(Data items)

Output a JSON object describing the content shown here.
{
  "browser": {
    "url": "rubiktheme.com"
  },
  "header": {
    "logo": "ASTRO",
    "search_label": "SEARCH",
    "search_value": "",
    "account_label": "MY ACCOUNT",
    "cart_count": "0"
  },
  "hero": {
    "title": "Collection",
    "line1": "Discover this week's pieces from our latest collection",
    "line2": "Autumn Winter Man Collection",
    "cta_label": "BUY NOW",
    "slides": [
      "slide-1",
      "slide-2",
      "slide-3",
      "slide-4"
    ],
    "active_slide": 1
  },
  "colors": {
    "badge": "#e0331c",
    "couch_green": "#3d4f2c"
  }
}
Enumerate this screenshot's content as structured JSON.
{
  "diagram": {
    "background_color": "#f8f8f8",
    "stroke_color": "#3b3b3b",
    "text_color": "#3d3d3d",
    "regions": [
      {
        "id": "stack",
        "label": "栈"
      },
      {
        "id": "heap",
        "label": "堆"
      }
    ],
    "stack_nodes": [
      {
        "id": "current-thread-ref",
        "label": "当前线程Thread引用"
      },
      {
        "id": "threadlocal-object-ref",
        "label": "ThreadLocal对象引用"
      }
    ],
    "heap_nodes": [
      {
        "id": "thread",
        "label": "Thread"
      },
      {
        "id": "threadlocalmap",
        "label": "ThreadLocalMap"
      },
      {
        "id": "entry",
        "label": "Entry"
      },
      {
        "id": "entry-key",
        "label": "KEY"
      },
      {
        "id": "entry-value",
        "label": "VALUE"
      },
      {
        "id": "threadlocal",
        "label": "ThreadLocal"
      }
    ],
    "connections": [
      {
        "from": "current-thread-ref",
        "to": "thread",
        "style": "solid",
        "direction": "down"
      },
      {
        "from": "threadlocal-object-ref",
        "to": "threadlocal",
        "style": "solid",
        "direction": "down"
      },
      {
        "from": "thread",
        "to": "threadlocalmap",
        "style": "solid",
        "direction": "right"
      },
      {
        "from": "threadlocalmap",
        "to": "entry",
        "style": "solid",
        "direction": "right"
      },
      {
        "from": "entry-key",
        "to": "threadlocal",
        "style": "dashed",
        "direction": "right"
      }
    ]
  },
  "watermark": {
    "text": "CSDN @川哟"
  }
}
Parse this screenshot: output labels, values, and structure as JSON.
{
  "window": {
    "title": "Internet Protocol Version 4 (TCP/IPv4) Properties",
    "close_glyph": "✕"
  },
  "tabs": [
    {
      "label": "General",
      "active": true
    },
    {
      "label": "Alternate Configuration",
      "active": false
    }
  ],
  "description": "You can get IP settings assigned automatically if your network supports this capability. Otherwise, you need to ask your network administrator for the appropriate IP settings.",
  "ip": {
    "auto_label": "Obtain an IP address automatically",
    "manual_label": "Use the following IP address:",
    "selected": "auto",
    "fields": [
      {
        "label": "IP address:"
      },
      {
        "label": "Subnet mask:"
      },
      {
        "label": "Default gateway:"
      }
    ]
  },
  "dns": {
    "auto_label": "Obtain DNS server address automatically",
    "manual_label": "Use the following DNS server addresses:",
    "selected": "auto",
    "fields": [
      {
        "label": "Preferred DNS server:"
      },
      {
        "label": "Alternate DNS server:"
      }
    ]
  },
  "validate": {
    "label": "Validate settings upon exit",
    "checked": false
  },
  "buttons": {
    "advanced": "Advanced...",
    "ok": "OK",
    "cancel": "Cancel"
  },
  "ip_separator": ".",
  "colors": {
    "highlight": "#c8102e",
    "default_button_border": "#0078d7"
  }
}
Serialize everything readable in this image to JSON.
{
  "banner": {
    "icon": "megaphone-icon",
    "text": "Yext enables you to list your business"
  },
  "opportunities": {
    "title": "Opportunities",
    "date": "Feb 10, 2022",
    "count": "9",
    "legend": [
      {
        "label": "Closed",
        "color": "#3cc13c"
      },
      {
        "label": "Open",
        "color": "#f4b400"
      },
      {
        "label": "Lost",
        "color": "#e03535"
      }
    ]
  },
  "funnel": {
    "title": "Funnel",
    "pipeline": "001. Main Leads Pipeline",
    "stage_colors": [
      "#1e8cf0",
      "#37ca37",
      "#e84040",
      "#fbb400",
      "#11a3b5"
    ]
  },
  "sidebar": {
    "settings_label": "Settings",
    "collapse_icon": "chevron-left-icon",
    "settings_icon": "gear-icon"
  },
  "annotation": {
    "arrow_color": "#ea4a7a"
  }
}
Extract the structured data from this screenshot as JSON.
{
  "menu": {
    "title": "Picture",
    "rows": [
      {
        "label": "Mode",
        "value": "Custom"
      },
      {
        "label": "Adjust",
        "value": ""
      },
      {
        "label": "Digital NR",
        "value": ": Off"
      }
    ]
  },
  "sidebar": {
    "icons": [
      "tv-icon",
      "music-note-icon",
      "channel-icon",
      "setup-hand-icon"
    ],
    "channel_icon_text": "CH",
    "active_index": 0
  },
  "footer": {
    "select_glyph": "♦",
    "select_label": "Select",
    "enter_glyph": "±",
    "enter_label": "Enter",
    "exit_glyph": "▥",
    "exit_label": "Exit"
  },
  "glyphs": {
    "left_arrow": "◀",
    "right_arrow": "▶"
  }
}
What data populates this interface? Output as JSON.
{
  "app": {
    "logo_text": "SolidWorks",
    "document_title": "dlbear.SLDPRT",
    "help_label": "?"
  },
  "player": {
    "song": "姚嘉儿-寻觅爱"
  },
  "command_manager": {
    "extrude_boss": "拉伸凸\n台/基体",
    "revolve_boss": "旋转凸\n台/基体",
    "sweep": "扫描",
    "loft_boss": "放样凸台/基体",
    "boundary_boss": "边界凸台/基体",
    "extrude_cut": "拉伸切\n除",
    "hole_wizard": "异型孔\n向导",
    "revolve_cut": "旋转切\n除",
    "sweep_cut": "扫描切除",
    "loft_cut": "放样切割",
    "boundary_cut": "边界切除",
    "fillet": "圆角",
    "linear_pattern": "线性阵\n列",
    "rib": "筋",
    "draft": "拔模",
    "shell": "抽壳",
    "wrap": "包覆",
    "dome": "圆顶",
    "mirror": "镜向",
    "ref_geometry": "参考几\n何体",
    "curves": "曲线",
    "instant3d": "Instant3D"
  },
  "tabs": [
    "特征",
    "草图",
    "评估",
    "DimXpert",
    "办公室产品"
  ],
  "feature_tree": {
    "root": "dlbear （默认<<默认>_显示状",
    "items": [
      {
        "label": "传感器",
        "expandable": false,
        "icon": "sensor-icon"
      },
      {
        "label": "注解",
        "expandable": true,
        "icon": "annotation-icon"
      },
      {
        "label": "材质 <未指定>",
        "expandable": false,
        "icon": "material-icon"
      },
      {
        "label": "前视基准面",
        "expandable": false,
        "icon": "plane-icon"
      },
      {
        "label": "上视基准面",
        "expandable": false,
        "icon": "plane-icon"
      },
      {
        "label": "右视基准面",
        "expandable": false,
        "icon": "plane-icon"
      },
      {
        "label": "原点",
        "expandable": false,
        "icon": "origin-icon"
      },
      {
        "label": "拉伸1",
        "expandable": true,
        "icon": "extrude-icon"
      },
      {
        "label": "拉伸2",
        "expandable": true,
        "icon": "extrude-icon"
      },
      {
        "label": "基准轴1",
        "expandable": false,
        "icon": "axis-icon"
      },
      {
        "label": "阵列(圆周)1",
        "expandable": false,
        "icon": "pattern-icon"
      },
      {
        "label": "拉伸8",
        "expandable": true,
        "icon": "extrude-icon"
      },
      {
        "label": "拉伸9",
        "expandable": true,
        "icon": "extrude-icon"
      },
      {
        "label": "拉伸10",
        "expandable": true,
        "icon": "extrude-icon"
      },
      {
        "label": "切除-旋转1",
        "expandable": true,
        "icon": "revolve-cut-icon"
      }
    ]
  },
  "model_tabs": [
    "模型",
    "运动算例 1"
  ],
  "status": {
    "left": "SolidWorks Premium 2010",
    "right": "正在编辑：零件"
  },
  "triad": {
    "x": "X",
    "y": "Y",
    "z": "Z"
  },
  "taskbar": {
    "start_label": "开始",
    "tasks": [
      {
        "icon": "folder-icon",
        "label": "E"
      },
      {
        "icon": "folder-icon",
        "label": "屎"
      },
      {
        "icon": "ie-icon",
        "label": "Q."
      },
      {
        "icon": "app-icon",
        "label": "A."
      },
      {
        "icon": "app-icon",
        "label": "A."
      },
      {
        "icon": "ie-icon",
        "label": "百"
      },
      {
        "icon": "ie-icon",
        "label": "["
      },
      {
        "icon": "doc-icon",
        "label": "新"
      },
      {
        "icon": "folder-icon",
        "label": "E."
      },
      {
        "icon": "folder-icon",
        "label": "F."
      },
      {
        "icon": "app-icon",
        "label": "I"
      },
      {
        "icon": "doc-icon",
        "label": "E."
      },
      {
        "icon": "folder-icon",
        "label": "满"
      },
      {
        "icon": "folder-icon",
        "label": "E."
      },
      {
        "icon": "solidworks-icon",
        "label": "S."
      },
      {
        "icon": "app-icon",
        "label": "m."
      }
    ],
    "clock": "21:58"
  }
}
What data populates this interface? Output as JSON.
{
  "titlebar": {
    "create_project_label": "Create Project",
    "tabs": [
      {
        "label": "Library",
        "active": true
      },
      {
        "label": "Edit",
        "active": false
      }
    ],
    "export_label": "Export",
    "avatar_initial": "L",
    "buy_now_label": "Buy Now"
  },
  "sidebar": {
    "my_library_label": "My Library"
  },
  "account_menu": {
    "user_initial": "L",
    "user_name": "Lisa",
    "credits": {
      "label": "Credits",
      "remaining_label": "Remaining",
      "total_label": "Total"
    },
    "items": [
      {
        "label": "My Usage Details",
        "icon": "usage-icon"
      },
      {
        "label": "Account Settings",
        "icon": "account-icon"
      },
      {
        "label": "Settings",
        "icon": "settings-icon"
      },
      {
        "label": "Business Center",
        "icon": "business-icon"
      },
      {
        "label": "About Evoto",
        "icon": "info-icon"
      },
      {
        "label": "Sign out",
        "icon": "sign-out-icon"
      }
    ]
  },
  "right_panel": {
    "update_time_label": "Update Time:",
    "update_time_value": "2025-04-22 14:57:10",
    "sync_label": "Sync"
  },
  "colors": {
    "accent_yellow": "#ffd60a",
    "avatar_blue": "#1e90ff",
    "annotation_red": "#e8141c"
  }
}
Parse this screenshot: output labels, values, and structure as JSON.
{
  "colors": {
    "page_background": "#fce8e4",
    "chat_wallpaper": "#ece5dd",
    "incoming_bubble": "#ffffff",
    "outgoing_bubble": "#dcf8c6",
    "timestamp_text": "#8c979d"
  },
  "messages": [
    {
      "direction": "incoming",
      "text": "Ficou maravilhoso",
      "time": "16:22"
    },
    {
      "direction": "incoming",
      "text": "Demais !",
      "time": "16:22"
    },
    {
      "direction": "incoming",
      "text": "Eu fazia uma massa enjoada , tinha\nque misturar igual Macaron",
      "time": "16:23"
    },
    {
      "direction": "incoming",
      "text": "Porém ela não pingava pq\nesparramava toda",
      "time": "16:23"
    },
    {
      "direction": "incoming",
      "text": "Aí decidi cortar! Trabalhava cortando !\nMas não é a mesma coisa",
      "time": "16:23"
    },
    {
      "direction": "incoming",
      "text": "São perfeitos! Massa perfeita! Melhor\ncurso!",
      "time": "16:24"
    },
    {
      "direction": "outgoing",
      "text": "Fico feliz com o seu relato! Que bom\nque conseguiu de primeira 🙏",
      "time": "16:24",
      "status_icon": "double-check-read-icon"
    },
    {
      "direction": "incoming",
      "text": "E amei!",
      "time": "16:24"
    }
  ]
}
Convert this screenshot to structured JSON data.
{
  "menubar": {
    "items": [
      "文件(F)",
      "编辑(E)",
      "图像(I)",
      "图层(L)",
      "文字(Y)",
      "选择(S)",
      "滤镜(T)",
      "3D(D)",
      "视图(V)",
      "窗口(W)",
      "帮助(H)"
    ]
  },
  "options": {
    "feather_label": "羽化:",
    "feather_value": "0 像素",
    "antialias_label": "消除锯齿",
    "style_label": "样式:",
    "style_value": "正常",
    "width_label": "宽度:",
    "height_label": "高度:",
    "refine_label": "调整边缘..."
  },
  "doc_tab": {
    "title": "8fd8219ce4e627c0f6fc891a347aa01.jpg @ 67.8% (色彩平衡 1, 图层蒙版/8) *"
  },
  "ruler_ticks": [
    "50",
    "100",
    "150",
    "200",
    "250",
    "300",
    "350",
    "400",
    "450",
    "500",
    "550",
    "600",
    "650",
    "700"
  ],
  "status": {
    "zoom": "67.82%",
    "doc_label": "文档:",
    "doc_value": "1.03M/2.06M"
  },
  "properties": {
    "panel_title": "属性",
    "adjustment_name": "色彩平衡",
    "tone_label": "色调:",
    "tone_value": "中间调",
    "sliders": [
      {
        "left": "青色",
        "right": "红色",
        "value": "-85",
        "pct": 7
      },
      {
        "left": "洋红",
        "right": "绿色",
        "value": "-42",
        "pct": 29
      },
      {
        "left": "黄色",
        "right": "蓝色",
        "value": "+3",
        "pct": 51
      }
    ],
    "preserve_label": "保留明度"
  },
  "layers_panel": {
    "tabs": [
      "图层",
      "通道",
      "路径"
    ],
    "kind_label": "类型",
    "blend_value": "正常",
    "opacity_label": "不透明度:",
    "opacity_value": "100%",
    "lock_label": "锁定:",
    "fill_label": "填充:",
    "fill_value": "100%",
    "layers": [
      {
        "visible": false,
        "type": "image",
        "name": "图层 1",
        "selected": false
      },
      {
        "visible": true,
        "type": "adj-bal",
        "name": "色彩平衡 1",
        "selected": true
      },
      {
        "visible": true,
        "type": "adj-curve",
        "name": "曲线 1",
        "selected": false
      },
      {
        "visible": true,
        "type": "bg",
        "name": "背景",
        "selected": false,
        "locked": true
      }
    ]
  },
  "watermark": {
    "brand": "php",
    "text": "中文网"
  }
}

» REQUIREMENT: For the string "dlbear", count the lines of the entries above that include it; answer with the number only.

» EXERCISE SOLUTION: 2